◆ What is asked:
The entries that follow should be written out exactly.

┄┄┄┄┄┄┄┄┄┄

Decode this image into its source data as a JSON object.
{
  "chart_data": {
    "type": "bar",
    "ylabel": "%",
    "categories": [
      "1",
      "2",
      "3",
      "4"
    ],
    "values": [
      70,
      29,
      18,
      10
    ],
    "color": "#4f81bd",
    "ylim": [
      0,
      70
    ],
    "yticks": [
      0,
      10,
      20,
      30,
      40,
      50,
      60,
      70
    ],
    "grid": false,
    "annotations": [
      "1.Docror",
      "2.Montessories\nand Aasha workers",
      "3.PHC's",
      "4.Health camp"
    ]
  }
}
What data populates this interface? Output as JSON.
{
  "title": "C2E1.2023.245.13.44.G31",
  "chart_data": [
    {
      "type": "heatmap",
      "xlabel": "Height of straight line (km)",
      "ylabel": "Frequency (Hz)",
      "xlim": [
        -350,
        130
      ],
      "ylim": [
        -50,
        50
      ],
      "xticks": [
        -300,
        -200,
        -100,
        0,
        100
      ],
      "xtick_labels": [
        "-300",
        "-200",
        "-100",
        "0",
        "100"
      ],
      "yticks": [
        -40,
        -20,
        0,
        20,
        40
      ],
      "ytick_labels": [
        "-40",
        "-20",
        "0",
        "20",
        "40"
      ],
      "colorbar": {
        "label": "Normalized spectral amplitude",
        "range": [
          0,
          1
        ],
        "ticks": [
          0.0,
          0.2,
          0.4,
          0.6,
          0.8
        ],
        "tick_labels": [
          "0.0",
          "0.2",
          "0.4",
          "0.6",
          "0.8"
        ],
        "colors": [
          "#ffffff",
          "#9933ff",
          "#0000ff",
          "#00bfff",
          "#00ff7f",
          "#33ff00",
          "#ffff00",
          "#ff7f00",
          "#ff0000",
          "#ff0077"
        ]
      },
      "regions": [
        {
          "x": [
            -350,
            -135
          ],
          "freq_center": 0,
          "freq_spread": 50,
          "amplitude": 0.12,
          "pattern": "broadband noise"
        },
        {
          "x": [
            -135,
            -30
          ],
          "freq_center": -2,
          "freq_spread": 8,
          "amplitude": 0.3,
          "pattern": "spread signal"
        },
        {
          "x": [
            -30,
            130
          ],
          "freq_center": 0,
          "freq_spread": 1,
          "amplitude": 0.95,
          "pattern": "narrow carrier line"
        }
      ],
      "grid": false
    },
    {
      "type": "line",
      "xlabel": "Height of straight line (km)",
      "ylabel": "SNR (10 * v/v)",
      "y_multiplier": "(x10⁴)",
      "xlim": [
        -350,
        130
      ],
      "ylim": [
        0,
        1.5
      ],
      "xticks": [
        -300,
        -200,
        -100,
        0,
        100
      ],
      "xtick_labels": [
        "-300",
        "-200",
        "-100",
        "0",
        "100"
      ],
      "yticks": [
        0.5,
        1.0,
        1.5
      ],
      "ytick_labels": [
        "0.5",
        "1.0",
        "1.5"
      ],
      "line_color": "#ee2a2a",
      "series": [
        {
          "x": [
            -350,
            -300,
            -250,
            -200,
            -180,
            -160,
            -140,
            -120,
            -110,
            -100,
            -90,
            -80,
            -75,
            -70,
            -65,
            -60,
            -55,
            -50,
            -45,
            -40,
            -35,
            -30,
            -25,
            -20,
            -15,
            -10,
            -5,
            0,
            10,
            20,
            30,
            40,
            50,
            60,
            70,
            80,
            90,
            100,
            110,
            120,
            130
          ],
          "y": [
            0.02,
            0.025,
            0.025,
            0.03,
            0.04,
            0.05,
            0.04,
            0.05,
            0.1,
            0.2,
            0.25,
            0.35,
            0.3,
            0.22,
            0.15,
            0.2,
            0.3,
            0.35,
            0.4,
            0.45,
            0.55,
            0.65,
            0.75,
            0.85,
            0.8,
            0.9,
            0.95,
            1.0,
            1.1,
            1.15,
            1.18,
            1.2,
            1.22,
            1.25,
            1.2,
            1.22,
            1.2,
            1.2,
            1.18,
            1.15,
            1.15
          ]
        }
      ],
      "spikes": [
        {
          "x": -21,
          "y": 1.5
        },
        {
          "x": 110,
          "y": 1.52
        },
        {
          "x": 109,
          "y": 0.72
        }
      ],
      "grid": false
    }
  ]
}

┄┄┄┄┄┄┄┄┄┄

◆ Problem solution:
Decode this image into its source data as a JSON object.
{
  "chart_data": {
    "type": "bar",
    "ylabel": "%",
    "categories": [
      "1",
      "2",
      "3",
      "4"
    ],
    "values": [
      70,
      29,
      18,
      10
    ],
    "color": "#4f81bd",
    "ylim": [
      0,
      70
    ],
    "yticks": [
      0,
      10,
      20,
      30,
      40,
      50,
      60,
      70
    ],
    "grid": false,
    "annotations": [
      "1.Docror",
      "2.Montessories\nand Aasha workers",
      "3.PHC's",
      "4.Health camp"
    ]
  }
}
What data populates this interface? Output as JSON.
{
  "title": "C2E1.2023.245.13.44.G31",
  "chart_data": [
    {
      "type": "heatmap",
      "xlabel": "Height of straight line (km)",
      "ylabel": "Frequency (Hz)",
      "xlim": [
        -350,
        130
      ],
      "ylim": [
        -50,
        50
      ],
      "xticks": [
        -300,
        -200,
        -100,
        0,
        100
      ],
      "xtick_labels": [
        "-300",
        "-200",
        "-100",
        "0",
        "100"
      ],
      "yticks": [
        -40,
        -20,
        0,
        20,
        40
      ],
      "ytick_labels": [
        "-40",
        "-20",
        "0",
        "20",
        "40"
      ],
      "colorbar": {
        "label": "Normalized spectral amplitude",
        "range": [
          0,
          1
        ],
        "ticks": [
          0.0,
          0.2,
          0.4,
          0.6,
          0.8
        ],
        "tick_labels": [
          "0.0",
          "0.2",
          "0.4",
          "0.6",
          "0.8"
        ],
        "colors": [
          "#ffffff",
          "#9933ff",
          "#0000ff",
          "#00bfff",
          "#00ff7f",
          "#33ff00",
          "#ffff00",
          "#ff7f00",
          "#ff0000",
          "#ff0077"
        ]
      },
      "regions": [
        {
          "x": [
            -350,
            -135
          ],
          "freq_center": 0,
          "freq_spread": 50,
          "amplitude": 0.12,
          "pattern": "broadband noise"
        },
        {
          "x": [
            -135,
            -30
          ],
          "freq_center": -2,
          "freq_spread": 8,
          "amplitude": 0.3,
          "pattern": "spread signal"
        },
        {
          "x": [
            -30,
            130
          ],
          "freq_center": 0,
          "freq_spread": 1,
          "amplitude": 0.95,
          "pattern": "narrow carrier line"
        }
      ],
      "grid": false
    },
    {
      "type": "line",
      "xlabel": "Height of straight line (km)",
      "ylabel": "SNR (10 * v/v)",
      "y_multiplier": "(x10⁴)",
      "xlim": [
        -350,
        130
      ],
      "ylim": [
        0,
        1.5
      ],
      "xticks": [
        -300,
        -200,
        -100,
        0,
        100
      ],
      "xtick_labels": [
        "-300",
        "-200",
        "-100",
        "0",
        "100"
      ],
      "yticks": [
        0.5,
        1.0,
        1.5
      ],
      "ytick_labels": [
        "0.5",
        "1.0",
        "1.5"
      ],
      "line_color": "#ee2a2a",
      "series": [
        {
          "x": [
            -350,
            -300,
            -250,
            -200,
            -180,
            -160,
            -140,
            -120,
            -110,
            -100,
            -90,
            -80,
            -75,
            -70,
            -65,
            -60,
            -55,
            -50,
            -45,
            -40,
            -35,
            -30,
            -25,
            -20,
            -15,
            -10,
            -5,
            0,
            10,
            20,
            30,
            40,
            50,
            60,
            70,
            80,
            90,
            100,
            110,
            120,
            130
          ],
          "y": [
            0.02,
            0.025,
            0.025,
            0.03,
            0.04,
            0.05,
            0.04,
            0.05,
            0.1,
            0.2,
            0.25,
            0.35,
            0.3,
            0.22,
            0.15,
            0.2,
            0.3,
            0.35,
            0.4,
            0.45,
            0.55,
            0.65,
            0.75,
            0.85,
            0.8,
            0.9,
            0.95,
            1.0,
            1.1,
            1.15,
            1.18,
            1.2,
            1.22,
            1.25,
            1.2,
            1.22,
            1.2,
            1.2,
            1.18,
            1.15,
            1.15
          ]
        }
      ],
      "spikes": [
        {
          "x": -21,
          "y": 1.5
        },
        {
          "x": 110,
          "y": 1.52
        },
        {
          "x": 109,
          "y": 0.72
        }
      ],
      "grid": false
    }
  ]
}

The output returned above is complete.